◆ Written problem: Extract all data as written.

◆ Entries shown:
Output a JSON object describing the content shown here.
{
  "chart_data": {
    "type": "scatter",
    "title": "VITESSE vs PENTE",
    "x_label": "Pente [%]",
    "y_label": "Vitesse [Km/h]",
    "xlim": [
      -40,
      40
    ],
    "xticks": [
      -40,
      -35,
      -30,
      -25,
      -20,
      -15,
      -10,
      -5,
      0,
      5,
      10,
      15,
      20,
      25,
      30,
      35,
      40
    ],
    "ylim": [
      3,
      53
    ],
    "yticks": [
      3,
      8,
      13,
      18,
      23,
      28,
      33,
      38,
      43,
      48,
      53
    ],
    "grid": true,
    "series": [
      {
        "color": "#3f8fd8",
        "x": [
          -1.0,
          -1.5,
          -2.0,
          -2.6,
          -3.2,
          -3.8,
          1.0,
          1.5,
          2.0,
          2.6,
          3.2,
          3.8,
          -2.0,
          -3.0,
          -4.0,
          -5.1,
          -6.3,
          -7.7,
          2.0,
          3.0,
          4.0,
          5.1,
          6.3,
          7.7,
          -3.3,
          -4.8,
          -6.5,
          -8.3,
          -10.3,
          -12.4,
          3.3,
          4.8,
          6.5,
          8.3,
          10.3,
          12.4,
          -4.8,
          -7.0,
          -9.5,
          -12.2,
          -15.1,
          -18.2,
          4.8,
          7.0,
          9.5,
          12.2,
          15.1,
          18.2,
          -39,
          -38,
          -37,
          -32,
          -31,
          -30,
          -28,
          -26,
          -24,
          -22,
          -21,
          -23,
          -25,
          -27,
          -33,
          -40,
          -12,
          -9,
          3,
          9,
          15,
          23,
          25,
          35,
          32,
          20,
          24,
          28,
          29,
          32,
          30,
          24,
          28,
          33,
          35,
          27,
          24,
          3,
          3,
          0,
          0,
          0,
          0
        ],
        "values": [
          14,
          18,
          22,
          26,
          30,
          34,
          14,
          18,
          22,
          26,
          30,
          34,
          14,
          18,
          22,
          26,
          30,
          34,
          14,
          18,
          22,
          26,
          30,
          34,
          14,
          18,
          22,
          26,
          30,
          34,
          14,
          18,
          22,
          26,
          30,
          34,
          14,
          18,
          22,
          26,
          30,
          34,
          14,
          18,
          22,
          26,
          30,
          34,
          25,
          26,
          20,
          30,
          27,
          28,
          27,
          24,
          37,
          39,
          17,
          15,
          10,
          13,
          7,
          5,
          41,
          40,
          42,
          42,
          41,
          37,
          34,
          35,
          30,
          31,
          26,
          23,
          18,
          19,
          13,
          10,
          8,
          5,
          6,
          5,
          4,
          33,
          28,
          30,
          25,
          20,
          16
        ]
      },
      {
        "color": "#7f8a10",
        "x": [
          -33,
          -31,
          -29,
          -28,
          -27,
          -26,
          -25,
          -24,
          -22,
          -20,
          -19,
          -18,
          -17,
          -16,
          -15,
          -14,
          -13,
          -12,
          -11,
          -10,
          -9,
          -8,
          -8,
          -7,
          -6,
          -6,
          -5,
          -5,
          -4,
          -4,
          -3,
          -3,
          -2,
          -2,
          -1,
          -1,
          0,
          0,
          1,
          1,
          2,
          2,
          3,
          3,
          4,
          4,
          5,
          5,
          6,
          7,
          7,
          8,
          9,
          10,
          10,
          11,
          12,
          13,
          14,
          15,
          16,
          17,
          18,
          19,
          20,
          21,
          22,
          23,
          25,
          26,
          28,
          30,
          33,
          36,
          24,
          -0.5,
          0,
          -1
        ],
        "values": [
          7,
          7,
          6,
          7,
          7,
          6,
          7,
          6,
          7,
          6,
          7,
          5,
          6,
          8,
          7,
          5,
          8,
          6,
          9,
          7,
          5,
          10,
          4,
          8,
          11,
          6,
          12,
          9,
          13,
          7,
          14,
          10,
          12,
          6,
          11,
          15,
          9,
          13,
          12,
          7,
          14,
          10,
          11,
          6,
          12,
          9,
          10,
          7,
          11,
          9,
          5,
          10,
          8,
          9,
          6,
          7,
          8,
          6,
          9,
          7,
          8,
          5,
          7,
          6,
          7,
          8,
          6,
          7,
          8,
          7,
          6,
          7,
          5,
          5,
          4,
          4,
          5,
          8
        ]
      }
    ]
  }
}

◆ Answer in full:
Output a JSON object describing the content shown here.
{
  "chart_data": {
    "type": "scatter",
    "title": "VITESSE vs PENTE",
    "x_label": "Pente [%]",
    "y_label": "Vitesse [Km/h]",
    "xlim": [
      -40,
      40
    ],
    "xticks": [
      -40,
      -35,
      -30,
      -25,
      -20,
      -15,
      -10,
      -5,
      0,
      5,
      10,
      15,
      20,
      25,
      30,
      35,
      40
    ],
    "ylim": [
      3,
      53
    ],
    "yticks": [
      3,
      8,
      13,
      18,
      23,
      28,
      33,
      38,
      43,
      48,
      53
    ],
    "grid": true,
    "series": [
      {
        "color": "#3f8fd8",
        "x": [
          -1.0,
          -1.5,
          -2.0,
          -2.6,
          -3.2,
          -3.8,
          1.0,
          1.5,
          2.0,
          2.6,
          3.2,
          3.8,
          -2.0,
          -3.0,
          -4.0,
          -5.1,
          -6.3,
          -7.7,
          2.0,
          3.0,
          4.0,
          5.1,
          6.3,
          7.7,
          -3.3,
          -4.8,
          -6.5,
          -8.3,
          -10.3,
          -12.4,
          3.3,
          4.8,
          6.5,
          8.3,
          10.3,
          12.4,
          -4.8,
          -7.0,
          -9.5,
          -12.2,
          -15.1,
          -18.2,
          4.8,
          7.0,
          9.5,
          12.2,
          15.1,
          18.2,
          -39,
          -38,
          -37,
          -32,
          -31,
          -30,
          -28,
          -26,
          -24,
          -22,
          -21,
          -23,
          -25,
          -27,
          -33,
          -40,
          -12,
          -9,
          3,
          9,
          15,
          23,
          25,
          35,
          32,
          20,
          24,
          28,
          29,
          32,
          30,
          24,
          28,
          33,
          35,
          27,
          24,
          3,
          3,
          0,
          0,
          0,
          0
        ],
        "values": [
          14,
          18,
          22,
          26,
          30,
          34,
          14,
          18,
          22,
          26,
          30,
          34,
          14,
          18,
          22,
          26,
          30,
          34,
          14,
          18,
          22,
          26,
          30,
          34,
          14,
          18,
          22,
          26,
          30,
          34,
          14,
          18,
          22,
          26,
          30,
          34,
          14,
          18,
          22,
          26,
          30,
          34,
          14,
          18,
          22,
          26,
          30,
          34,
          25,
          26,
          20,
          30,
          27,
          28,
          27,
          24,
          37,
          39,
          17,
          15,
          10,
          13,
          7,
          5,
          41,
          40,
          42,
          42,
          41,
          37,
          34,
          35,
          30,
          31,
          26,
          23,
          18,
          19,
          13,
          10,
          8,
          5,
          6,
          5,
          4,
          33,
          28,
          30,
          25,
          20,
          16
        ]
      },
      {
        "color": "#7f8a10",
        "x": [
          -33,
          -31,
          -29,
          -28,
          -27,
          -26,
          -25,
          -24,
          -22,
          -20,
          -19,
          -18,
          -17,
          -16,
          -15,
          -14,
          -13,
          -12,
          -11,
          -10,
          -9,
          -8,
          -8,
          -7,
          -6,
          -6,
          -5,
          -5,
          -4,
          -4,
          -3,
          -3,
          -2,
          -2,
          -1,
          -1,
          0,
          0,
          1,
          1,
          2,
          2,
          3,
          3,
          4,
          4,
          5,
          5,
          6,
          7,
          7,
          8,
          9,
          10,
          10,
          11,
          12,
          13,
          14,
          15,
          16,
          17,
          18,
          19,
          20,
          21,
          22,
          23,
          25,
          26,
          28,
          30,
          33,
          36,
          24,
          -0.5,
          0,
          -1
        ],
        "values": [
          7,
          7,
          6,
          7,
          7,
          6,
          7,
          6,
          7,
          6,
          7,
          5,
          6,
          8,
          7,
          5,
          8,
          6,
          9,
          7,
          5,
          10,
          4,
          8,
          11,
          6,
          12,
          9,
          13,
          7,
          14,
          10,
          12,
          6,
          11,
          15,
          9,
          13,
          12,
          7,
          14,
          10,
          11,
          6,
          12,
          9,
          10,
          7,
          11,
          9,
          5,
          10,
          8,
          9,
          6,
          7,
          8,
          6,
          9,
          7,
          8,
          5,
          7,
          6,
          7,
          8,
          6,
          7,
          8,
          7,
          6,
          7,
          5,
          5,
          4,
          4,
          5,
          8
        ]
      }
    ]
  }
}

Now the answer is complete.